The problem
Copy, in full, each line of the material that holds the word "text".

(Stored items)
--- begin ---
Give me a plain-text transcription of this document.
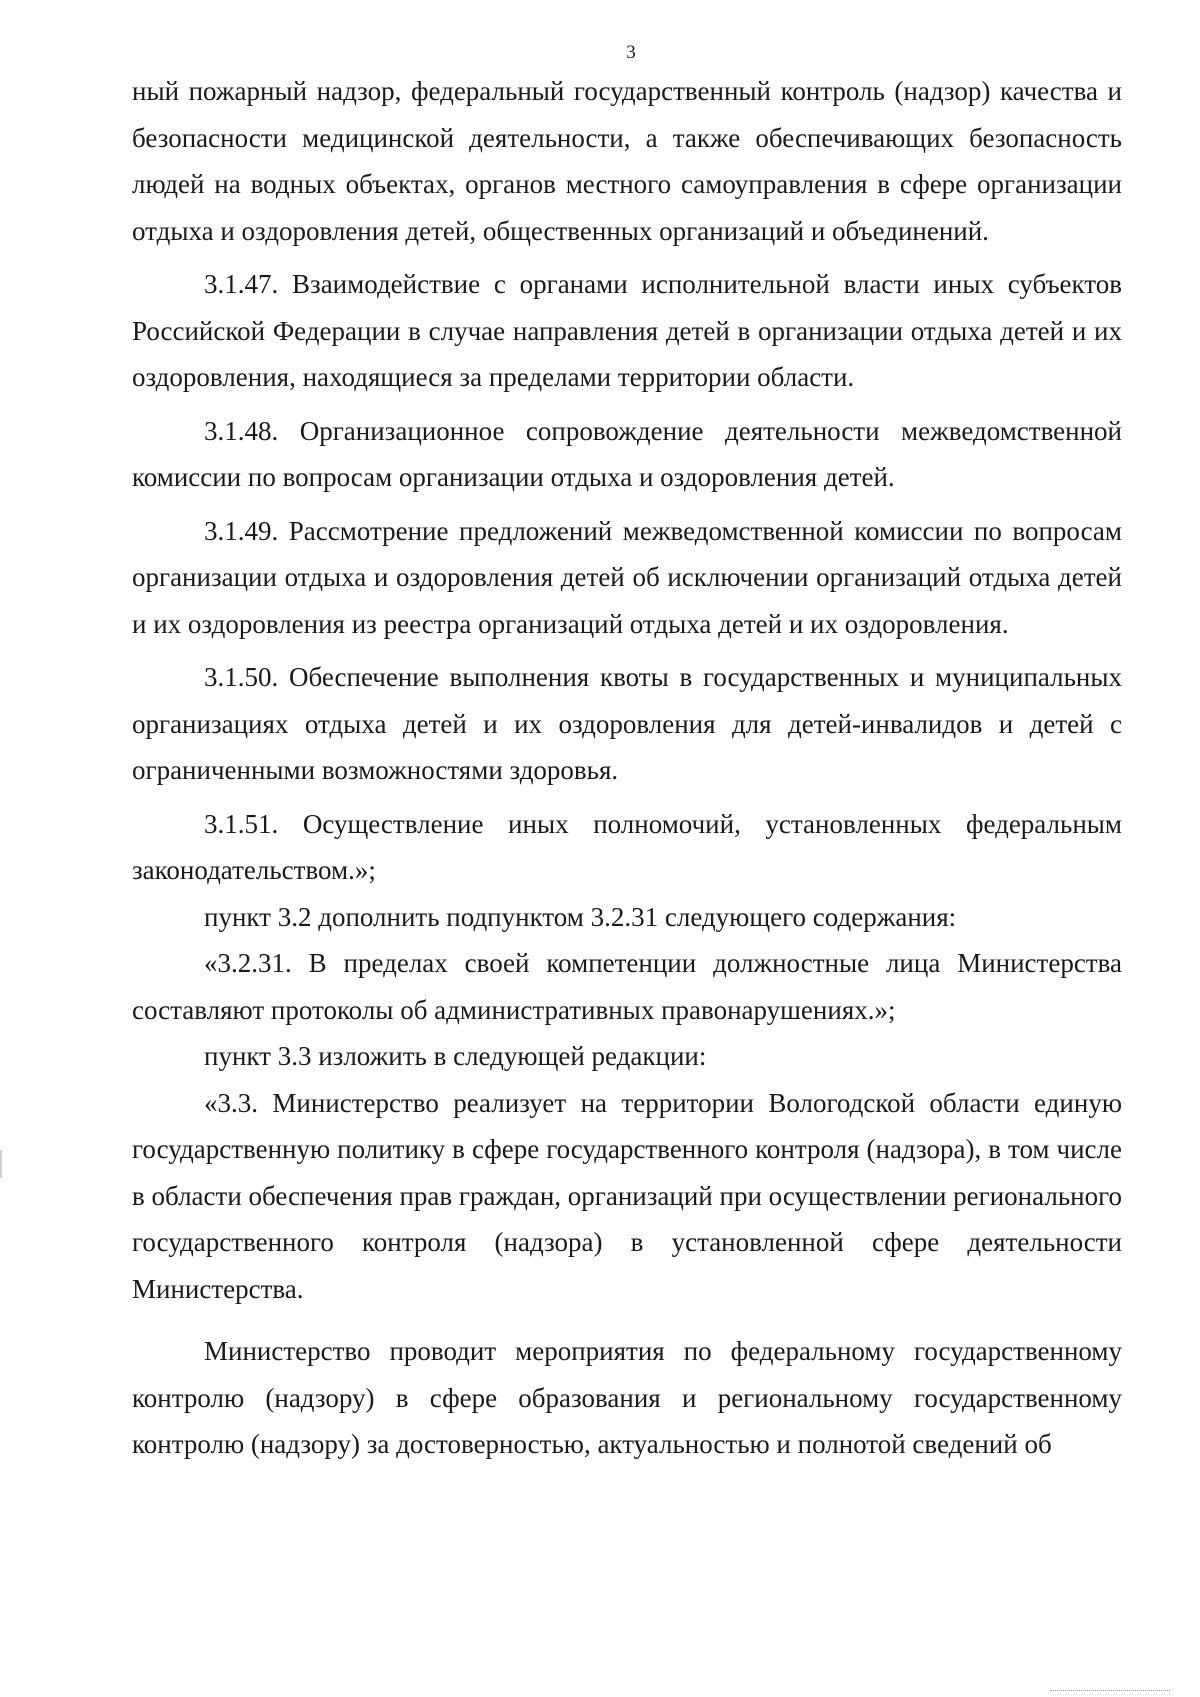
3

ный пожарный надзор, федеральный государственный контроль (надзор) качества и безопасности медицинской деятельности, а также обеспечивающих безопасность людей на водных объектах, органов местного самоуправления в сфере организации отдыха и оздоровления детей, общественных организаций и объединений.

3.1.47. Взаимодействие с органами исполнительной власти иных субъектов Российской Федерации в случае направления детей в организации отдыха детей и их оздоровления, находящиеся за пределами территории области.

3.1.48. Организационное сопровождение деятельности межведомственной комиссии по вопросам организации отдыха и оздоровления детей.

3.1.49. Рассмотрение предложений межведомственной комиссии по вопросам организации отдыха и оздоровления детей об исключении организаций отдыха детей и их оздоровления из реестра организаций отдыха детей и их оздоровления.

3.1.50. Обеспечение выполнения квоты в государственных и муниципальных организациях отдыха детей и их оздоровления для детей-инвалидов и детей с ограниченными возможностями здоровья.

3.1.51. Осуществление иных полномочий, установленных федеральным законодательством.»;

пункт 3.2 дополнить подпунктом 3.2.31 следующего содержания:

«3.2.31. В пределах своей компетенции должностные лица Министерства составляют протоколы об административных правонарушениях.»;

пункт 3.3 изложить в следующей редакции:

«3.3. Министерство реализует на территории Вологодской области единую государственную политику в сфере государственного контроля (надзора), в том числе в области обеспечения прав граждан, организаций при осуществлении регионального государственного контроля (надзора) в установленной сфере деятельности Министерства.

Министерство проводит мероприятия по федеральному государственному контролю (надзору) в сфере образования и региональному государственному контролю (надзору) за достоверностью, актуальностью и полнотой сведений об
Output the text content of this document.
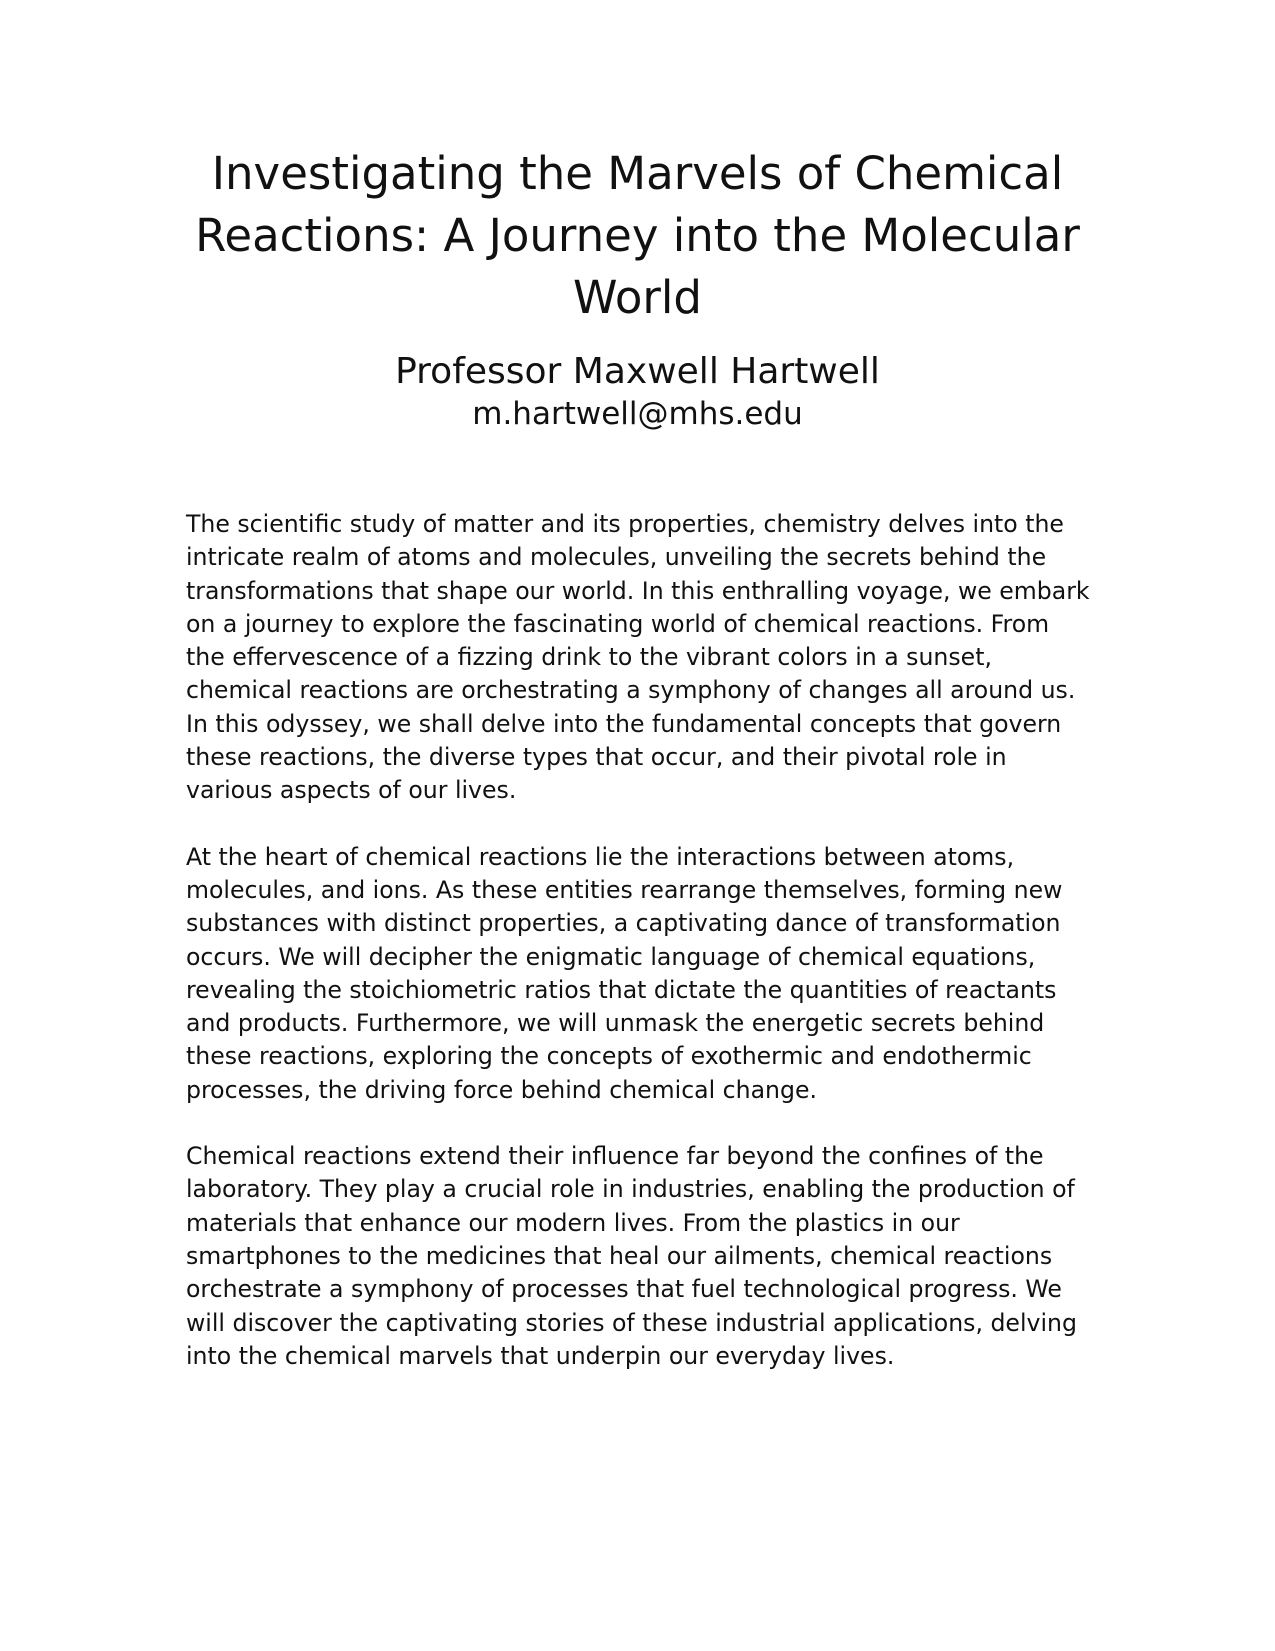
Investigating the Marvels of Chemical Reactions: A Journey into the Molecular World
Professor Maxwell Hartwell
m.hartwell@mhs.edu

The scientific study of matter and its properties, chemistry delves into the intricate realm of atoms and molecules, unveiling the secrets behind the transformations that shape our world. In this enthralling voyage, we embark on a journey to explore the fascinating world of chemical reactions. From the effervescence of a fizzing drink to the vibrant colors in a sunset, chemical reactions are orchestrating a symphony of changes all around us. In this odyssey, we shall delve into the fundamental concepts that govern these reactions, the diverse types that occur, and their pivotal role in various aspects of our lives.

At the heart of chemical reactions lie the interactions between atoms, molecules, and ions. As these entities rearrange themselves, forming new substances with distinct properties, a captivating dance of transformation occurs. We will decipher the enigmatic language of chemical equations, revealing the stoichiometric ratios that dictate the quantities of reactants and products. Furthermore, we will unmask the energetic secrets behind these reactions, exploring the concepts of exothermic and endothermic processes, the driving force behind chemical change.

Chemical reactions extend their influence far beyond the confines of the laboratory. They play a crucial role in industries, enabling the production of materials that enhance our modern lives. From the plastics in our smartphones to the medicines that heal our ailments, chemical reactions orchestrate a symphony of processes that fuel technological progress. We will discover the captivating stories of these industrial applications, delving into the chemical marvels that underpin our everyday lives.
--- end ---
Output for this exercise
Give me a plain-text transcription of this document.
Output the text content of this document.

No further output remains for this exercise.